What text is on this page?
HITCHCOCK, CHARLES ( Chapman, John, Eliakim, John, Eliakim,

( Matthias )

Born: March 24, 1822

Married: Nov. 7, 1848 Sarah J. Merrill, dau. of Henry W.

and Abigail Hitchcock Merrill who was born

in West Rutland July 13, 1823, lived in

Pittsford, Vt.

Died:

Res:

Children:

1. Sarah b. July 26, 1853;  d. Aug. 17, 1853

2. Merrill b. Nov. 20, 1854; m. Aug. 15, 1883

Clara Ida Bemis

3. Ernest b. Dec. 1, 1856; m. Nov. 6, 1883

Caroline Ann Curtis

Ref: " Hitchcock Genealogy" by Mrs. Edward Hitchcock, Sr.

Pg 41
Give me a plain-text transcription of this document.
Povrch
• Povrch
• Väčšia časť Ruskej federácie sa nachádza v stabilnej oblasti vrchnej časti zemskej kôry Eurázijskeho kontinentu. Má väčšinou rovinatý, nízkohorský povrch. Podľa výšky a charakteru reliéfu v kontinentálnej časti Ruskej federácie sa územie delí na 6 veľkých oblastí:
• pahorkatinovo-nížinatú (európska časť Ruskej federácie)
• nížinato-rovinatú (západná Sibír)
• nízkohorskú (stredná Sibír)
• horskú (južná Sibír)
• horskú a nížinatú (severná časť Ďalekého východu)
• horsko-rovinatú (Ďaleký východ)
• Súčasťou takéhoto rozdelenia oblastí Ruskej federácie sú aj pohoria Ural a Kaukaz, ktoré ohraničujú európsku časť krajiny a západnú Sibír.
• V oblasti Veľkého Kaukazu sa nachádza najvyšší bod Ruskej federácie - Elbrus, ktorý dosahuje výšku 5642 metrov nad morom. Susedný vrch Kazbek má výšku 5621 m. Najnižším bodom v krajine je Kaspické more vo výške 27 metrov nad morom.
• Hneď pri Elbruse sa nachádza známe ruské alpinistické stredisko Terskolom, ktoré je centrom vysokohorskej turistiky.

::::::::::

#### [WORK TO DO]
Repeat all the entries exactly as given.

#### [REPLY TO THE EXERCISE]
What text is on this page?
HITCHCOCK, CHARLES ( Chapman, John, Eliakim, John, Eliakim,

( Matthias )

Born: March 24, 1822

Married: Nov. 7, 1848 Sarah J. Merrill, dau. of Henry W.

and Abigail Hitchcock Merrill who was born

in West Rutland July 13, 1823, lived in

Pittsford, Vt.

Died:

Res:

Children:

1. Sarah b. July 26, 1853;  d. Aug. 17, 1853

2. Merrill b. Nov. 20, 1854; m. Aug. 15, 1883

Clara Ida Bemis

3. Ernest b. Dec. 1, 1856; m. Nov. 6, 1883

Caroline Ann Curtis

Ref: " Hitchcock Genealogy" by Mrs. Edward Hitchcock, Sr.

Pg 41
Give me a plain-text transcription of this document.
Povrch
• Povrch
• Väčšia časť Ruskej federácie sa nachádza v stabilnej oblasti vrchnej časti zemskej kôry Eurázijskeho kontinentu. Má väčšinou rovinatý, nízkohorský povrch. Podľa výšky a charakteru reliéfu v kontinentálnej časti Ruskej federácie sa územie delí na 6 veľkých oblastí:
• pahorkatinovo-nížinatú (európska časť Ruskej federácie)
• nížinato-rovinatú (západná Sibír)
• nízkohorskú (stredná Sibír)
• horskú (južná Sibír)
• horskú a nížinatú (severná časť Ďalekého východu)
• horsko-rovinatú (Ďaleký východ)
• Súčasťou takéhoto rozdelenia oblastí Ruskej federácie sú aj pohoria Ural a Kaukaz, ktoré ohraničujú európsku časť krajiny a západnú Sibír.
• V oblasti Veľkého Kaukazu sa nachádza najvyšší bod Ruskej federácie - Elbrus, ktorý dosahuje výšku 5642 metrov nad morom. Susedný vrch Kazbek má výšku 5621 m. Najnižším bodom v krajine je Kaspické more vo výške 27 metrov nad morom.
• Hneď pri Elbruse sa nachádza známe ruské alpinistické stredisko Terskolom, ktoré je centrom vysokohorskej turistiky.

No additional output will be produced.